[Data items]
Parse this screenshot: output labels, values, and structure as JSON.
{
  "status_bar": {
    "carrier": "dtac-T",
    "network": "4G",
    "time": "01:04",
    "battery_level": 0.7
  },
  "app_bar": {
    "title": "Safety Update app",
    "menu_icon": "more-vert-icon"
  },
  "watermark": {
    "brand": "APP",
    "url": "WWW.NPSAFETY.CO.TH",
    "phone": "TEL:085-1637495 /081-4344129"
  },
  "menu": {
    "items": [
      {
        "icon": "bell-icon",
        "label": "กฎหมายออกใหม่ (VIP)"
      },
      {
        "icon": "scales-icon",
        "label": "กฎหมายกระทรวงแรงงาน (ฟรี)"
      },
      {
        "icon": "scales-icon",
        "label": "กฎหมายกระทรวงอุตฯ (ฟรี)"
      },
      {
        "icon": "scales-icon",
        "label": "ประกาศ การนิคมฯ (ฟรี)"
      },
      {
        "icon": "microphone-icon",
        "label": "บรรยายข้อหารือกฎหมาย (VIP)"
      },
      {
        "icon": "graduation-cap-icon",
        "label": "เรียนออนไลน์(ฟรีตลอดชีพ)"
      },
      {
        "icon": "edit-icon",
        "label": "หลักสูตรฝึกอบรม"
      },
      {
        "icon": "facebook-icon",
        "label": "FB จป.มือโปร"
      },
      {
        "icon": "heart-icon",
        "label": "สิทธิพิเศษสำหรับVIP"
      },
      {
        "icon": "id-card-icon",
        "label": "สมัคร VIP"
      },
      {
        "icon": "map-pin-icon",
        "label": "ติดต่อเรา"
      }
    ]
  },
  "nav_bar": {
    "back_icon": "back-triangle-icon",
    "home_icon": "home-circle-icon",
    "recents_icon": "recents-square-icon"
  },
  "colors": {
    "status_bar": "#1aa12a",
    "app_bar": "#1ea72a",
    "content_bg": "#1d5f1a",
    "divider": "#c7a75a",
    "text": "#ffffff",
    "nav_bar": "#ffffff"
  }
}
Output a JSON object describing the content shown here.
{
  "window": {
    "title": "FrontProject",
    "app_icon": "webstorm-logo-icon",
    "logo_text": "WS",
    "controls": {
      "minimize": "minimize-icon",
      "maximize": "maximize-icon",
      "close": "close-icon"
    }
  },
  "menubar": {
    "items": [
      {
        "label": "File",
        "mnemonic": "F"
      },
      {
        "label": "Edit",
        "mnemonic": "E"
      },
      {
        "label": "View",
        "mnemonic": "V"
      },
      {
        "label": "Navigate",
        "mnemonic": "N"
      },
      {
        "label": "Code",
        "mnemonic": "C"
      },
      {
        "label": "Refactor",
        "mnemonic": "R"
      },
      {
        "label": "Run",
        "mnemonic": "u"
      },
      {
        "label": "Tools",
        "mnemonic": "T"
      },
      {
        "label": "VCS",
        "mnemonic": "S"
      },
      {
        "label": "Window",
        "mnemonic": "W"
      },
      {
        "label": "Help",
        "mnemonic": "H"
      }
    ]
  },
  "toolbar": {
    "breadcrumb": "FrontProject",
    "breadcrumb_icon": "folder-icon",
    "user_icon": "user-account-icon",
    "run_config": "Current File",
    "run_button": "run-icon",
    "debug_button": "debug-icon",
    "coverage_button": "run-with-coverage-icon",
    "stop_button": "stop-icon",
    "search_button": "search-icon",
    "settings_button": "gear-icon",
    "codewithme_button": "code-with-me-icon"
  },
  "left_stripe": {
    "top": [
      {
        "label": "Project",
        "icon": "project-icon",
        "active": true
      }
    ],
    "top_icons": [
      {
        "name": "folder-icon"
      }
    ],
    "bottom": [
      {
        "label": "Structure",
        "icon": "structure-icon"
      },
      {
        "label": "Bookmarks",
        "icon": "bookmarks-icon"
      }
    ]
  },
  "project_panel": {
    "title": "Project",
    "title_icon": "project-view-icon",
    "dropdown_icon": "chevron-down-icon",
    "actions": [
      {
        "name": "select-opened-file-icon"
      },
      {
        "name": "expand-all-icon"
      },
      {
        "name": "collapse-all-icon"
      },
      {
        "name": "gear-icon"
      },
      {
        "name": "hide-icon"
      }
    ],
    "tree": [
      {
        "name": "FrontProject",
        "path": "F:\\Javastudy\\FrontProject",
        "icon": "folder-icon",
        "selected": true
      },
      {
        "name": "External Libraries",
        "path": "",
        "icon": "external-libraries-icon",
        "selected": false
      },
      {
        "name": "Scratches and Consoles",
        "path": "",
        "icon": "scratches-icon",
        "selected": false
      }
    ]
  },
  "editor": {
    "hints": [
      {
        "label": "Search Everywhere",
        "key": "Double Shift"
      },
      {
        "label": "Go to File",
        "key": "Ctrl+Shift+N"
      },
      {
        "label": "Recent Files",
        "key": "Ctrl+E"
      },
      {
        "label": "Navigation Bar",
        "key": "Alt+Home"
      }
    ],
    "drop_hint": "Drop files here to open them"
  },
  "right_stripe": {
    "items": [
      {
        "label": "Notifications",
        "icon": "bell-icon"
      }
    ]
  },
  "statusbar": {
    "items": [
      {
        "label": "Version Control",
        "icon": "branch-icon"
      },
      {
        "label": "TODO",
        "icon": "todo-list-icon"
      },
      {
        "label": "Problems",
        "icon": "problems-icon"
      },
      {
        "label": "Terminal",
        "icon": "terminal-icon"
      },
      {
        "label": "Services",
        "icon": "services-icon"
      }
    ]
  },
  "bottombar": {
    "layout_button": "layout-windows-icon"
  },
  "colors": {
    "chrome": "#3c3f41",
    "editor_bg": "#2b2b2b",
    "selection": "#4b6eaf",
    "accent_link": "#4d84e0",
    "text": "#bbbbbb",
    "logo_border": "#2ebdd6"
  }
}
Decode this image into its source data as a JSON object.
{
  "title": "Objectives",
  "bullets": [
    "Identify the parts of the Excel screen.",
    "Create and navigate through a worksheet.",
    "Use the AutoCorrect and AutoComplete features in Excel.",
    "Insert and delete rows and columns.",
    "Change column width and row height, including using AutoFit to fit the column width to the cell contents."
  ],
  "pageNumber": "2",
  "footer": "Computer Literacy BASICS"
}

Given problem: Repeat each record in full; every line must match exactly.

Problem solution:
Parse this screenshot: output labels, values, and structure as JSON.
{
  "status_bar": {
    "carrier": "dtac-T",
    "network": "4G",
    "time": "01:04",
    "battery_level": 0.7
  },
  "app_bar": {
    "title": "Safety Update app",
    "menu_icon": "more-vert-icon"
  },
  "watermark": {
    "brand": "APP",
    "url": "WWW.NPSAFETY.CO.TH",
    "phone": "TEL:085-1637495 /081-4344129"
  },
  "menu": {
    "items": [
      {
        "icon": "bell-icon",
        "label": "กฎหมายออกใหม่ (VIP)"
      },
      {
        "icon": "scales-icon",
        "label": "กฎหมายกระทรวงแรงงาน (ฟรี)"
      },
      {
        "icon": "scales-icon",
        "label": "กฎหมายกระทรวงอุตฯ (ฟรี)"
      },
      {
        "icon": "scales-icon",
        "label": "ประกาศ การนิคมฯ (ฟรี)"
      },
      {
        "icon": "microphone-icon",
        "label": "บรรยายข้อหารือกฎหมาย (VIP)"
      },
      {
        "icon": "graduation-cap-icon",
        "label": "เรียนออนไลน์(ฟรีตลอดชีพ)"
      },
      {
        "icon": "edit-icon",
        "label": "หลักสูตรฝึกอบรม"
      },
      {
        "icon": "facebook-icon",
        "label": "FB จป.มือโปร"
      },
      {
        "icon": "heart-icon",
        "label": "สิทธิพิเศษสำหรับVIP"
      },
      {
        "icon": "id-card-icon",
        "label": "สมัคร VIP"
      },
      {
        "icon": "map-pin-icon",
        "label": "ติดต่อเรา"
      }
    ]
  },
  "nav_bar": {
    "back_icon": "back-triangle-icon",
    "home_icon": "home-circle-icon",
    "recents_icon": "recents-square-icon"
  },
  "colors": {
    "status_bar": "#1aa12a",
    "app_bar": "#1ea72a",
    "content_bg": "#1d5f1a",
    "divider": "#c7a75a",
    "text": "#ffffff",
    "nav_bar": "#ffffff"
  }
}
Output a JSON object describing the content shown here.
{
  "window": {
    "title": "FrontProject",
    "app_icon": "webstorm-logo-icon",
    "logo_text": "WS",
    "controls": {
      "minimize": "minimize-icon",
      "maximize": "maximize-icon",
      "close": "close-icon"
    }
  },
  "menubar": {
    "items": [
      {
        "label": "File",
        "mnemonic": "F"
      },
      {
        "label": "Edit",
        "mnemonic": "E"
      },
      {
        "label": "View",
        "mnemonic": "V"
      },
      {
        "label": "Navigate",
        "mnemonic": "N"
      },
      {
        "label": "Code",
        "mnemonic": "C"
      },
      {
        "label": "Refactor",
        "mnemonic": "R"
      },
      {
        "label": "Run",
        "mnemonic": "u"
      },
      {
        "label": "Tools",
        "mnemonic": "T"
      },
      {
        "label": "VCS",
        "mnemonic": "S"
      },
      {
        "label": "Window",
        "mnemonic": "W"
      },
      {
        "label": "Help",
        "mnemonic": "H"
      }
    ]
  },
  "toolbar": {
    "breadcrumb": "FrontProject",
    "breadcrumb_icon": "folder-icon",
    "user_icon": "user-account-icon",
    "run_config": "Current File",
    "run_button": "run-icon",
    "debug_button": "debug-icon",
    "coverage_button": "run-with-coverage-icon",
    "stop_button": "stop-icon",
    "search_button": "search-icon",
    "settings_button": "gear-icon",
    "codewithme_button": "code-with-me-icon"
  },
  "left_stripe": {
    "top": [
      {
        "label": "Project",
        "icon": "project-icon",
        "active": true
      }
    ],
    "top_icons": [
      {
        "name": "folder-icon"
      }
    ],
    "bottom": [
      {
        "label": "Structure",
        "icon": "structure-icon"
      },
      {
        "label": "Bookmarks",
        "icon": "bookmarks-icon"
      }
    ]
  },
  "project_panel": {
    "title": "Project",
    "title_icon": "project-view-icon",
    "dropdown_icon": "chevron-down-icon",
    "actions": [
      {
        "name": "select-opened-file-icon"
      },
      {
        "name": "expand-all-icon"
      },
      {
        "name": "collapse-all-icon"
      },
      {
        "name": "gear-icon"
      },
      {
        "name": "hide-icon"
      }
    ],
    "tree": [
      {
        "name": "FrontProject",
        "path": "F:\\Javastudy\\FrontProject",
        "icon": "folder-icon",
        "selected": true
      },
      {
        "name": "External Libraries",
        "path": "",
        "icon": "external-libraries-icon",
        "selected": false
      },
      {
        "name": "Scratches and Consoles",
        "path": "",
        "icon": "scratches-icon",
        "selected": false
      }
    ]
  },
  "editor": {
    "hints": [
      {
        "label": "Search Everywhere",
        "key": "Double Shift"
      },
      {
        "label": "Go to File",
        "key": "Ctrl+Shift+N"
      },
      {
        "label": "Recent Files",
        "key": "Ctrl+E"
      },
      {
        "label": "Navigation Bar",
        "key": "Alt+Home"
      }
    ],
    "drop_hint": "Drop files here to open them"
  },
  "right_stripe": {
    "items": [
      {
        "label": "Notifications",
        "icon": "bell-icon"
      }
    ]
  },
  "statusbar": {
    "items": [
      {
        "label": "Version Control",
        "icon": "branch-icon"
      },
      {
        "label": "TODO",
        "icon": "todo-list-icon"
      },
      {
        "label": "Problems",
        "icon": "problems-icon"
      },
      {
        "label": "Terminal",
        "icon": "terminal-icon"
      },
      {
        "label": "Services",
        "icon": "services-icon"
      }
    ]
  },
  "bottombar": {
    "layout_button": "layout-windows-icon"
  },
  "colors": {
    "chrome": "#3c3f41",
    "editor_bg": "#2b2b2b",
    "selection": "#4b6eaf",
    "accent_link": "#4d84e0",
    "text": "#bbbbbb",
    "logo_border": "#2ebdd6"
  }
}
Decode this image into its source data as a JSON object.
{
  "title": "Objectives",
  "bullets": [
    "Identify the parts of the Excel screen.",
    "Create and navigate through a worksheet.",
    "Use the AutoCorrect and AutoComplete features in Excel.",
    "Insert and delete rows and columns.",
    "Change column width and row height, including using AutoFit to fit the column width to the cell contents."
  ],
  "pageNumber": "2",
  "footer": "Computer Literacy BASICS"
}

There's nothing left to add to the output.